**Problem to solve**.
Take from the listing each line that has the string "Frequency".

(Records contained in a dataset)
------------
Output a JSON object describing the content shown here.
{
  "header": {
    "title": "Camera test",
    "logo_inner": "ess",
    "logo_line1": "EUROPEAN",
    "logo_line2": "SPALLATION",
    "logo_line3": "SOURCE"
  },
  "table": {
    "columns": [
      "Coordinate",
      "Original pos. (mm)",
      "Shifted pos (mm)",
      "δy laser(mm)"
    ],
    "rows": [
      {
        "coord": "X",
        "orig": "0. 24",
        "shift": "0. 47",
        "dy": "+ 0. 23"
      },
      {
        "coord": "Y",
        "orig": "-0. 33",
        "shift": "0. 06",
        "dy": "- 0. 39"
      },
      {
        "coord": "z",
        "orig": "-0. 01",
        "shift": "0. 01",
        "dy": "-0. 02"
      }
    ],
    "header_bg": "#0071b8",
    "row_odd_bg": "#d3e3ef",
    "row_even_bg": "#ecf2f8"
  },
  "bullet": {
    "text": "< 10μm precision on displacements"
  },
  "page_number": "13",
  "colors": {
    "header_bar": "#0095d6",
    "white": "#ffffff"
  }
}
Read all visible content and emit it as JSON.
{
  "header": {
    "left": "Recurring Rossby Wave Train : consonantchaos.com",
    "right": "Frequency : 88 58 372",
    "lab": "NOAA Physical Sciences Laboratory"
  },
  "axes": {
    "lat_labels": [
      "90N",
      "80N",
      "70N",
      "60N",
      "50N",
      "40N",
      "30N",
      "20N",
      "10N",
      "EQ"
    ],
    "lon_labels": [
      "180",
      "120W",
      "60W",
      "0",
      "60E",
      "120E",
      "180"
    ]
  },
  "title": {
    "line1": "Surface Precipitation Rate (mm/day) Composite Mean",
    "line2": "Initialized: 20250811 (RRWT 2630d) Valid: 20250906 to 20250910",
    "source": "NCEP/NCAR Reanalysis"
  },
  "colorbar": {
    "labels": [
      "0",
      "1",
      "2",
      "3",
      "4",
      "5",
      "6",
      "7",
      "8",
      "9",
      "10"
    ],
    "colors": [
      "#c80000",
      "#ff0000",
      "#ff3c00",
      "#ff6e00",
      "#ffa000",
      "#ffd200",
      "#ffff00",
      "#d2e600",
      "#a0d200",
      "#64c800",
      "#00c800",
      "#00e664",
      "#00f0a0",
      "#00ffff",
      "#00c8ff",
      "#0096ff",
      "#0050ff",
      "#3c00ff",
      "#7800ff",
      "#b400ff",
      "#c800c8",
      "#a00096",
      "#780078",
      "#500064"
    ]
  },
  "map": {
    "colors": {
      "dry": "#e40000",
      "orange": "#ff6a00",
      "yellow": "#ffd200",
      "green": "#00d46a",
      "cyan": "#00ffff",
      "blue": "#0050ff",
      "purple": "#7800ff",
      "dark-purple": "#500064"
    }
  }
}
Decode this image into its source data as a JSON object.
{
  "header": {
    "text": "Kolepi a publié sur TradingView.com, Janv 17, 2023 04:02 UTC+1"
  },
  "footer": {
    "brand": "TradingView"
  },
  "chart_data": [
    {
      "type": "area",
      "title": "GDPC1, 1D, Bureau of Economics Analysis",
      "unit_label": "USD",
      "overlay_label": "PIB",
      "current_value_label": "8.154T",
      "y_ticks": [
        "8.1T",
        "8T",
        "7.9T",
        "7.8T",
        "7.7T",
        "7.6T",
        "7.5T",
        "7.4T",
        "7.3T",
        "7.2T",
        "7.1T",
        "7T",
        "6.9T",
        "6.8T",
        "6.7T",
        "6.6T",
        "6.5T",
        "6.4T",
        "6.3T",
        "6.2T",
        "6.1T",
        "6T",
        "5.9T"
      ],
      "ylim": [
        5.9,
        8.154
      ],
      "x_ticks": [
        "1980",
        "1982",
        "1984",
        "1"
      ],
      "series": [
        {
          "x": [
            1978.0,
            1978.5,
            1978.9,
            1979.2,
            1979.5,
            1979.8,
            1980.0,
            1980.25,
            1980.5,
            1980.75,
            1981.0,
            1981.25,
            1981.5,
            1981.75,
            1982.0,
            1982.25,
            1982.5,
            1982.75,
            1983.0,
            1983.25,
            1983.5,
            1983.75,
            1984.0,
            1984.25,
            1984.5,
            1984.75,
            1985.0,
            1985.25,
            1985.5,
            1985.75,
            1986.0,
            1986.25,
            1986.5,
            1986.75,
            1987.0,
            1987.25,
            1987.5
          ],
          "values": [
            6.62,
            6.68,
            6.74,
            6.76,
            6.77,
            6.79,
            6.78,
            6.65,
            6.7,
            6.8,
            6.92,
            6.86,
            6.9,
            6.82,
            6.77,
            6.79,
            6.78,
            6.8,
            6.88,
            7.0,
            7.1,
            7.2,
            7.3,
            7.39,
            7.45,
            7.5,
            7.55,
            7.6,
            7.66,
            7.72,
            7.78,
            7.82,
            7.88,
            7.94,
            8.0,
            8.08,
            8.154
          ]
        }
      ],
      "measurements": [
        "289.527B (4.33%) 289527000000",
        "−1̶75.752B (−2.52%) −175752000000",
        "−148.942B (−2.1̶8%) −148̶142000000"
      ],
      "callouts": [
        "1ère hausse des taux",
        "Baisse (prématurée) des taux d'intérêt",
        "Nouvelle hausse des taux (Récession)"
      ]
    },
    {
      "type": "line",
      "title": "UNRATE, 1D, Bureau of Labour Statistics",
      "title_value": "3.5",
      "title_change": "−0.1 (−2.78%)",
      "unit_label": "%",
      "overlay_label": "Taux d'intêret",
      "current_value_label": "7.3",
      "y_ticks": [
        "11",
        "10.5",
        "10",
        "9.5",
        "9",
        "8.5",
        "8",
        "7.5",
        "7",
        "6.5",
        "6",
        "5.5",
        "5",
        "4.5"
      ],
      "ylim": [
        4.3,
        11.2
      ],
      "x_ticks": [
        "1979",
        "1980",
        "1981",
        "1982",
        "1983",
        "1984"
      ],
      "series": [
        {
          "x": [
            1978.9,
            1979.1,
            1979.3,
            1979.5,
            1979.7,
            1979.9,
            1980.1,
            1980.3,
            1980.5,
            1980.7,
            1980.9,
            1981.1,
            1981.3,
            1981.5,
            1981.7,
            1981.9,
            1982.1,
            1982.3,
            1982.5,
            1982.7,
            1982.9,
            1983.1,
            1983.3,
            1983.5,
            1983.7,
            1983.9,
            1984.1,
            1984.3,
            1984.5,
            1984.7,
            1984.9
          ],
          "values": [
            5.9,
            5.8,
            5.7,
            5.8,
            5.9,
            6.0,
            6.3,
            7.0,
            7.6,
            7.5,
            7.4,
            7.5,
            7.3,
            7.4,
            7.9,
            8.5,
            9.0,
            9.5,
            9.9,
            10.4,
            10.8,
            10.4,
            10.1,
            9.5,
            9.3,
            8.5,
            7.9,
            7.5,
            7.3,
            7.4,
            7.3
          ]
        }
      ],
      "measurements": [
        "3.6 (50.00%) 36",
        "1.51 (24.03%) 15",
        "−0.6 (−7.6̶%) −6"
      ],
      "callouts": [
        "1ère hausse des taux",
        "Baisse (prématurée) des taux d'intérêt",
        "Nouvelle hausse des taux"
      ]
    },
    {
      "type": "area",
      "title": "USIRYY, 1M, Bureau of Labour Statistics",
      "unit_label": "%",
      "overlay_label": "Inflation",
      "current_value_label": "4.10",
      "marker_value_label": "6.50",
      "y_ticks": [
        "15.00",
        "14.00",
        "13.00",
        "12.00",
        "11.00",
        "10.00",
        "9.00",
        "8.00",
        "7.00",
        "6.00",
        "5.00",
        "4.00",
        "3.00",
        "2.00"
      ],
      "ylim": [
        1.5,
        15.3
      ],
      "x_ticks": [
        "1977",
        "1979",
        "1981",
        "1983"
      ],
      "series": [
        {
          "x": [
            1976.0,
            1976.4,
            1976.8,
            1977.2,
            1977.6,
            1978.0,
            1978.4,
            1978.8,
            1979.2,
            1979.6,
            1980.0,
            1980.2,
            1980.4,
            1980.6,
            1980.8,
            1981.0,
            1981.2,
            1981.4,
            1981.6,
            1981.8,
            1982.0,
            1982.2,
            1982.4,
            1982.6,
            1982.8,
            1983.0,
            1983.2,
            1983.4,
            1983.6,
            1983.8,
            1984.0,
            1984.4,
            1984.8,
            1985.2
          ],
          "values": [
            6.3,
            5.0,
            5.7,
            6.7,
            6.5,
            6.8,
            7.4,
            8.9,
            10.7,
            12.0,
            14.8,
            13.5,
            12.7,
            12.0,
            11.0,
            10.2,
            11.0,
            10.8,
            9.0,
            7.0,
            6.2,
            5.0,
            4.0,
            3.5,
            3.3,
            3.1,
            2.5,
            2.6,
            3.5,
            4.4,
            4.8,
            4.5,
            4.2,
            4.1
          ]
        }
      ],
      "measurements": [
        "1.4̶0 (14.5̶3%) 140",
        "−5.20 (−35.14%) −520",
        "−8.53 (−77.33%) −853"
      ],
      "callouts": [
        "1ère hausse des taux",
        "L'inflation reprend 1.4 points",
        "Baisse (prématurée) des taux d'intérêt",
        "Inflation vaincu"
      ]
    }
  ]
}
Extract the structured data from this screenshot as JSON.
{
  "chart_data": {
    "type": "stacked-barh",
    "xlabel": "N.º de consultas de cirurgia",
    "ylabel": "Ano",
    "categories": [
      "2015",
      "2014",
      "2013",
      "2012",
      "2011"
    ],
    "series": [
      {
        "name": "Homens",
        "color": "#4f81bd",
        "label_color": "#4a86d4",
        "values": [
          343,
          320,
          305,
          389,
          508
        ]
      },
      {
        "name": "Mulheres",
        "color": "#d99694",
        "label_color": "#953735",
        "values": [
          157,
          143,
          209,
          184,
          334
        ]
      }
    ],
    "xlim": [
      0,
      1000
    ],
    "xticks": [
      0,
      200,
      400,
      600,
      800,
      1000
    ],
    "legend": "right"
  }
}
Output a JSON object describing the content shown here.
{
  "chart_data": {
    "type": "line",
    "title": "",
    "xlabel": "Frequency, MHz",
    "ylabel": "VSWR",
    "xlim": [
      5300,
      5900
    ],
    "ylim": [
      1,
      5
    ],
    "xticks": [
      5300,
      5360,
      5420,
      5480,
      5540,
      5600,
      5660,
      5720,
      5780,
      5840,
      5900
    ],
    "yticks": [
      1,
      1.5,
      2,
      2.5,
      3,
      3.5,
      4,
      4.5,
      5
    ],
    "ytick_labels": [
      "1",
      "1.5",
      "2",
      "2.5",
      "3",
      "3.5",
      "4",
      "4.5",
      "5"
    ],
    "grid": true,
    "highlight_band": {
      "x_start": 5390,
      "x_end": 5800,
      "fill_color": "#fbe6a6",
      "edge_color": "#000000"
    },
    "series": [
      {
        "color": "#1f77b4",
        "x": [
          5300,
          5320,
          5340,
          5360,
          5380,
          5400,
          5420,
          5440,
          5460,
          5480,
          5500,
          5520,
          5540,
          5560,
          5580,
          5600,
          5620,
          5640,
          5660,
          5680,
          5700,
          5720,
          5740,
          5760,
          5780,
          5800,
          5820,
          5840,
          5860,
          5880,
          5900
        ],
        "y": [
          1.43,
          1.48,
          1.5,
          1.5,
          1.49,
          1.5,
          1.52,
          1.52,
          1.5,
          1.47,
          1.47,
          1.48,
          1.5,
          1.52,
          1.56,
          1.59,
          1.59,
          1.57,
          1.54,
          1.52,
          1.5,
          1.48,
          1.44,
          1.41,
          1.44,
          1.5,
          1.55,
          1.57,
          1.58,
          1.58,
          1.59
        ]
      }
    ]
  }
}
------------
**The answer**.
    "right": "Frequency : 88 58 372",
    "xlabel": "Frequency, MHz",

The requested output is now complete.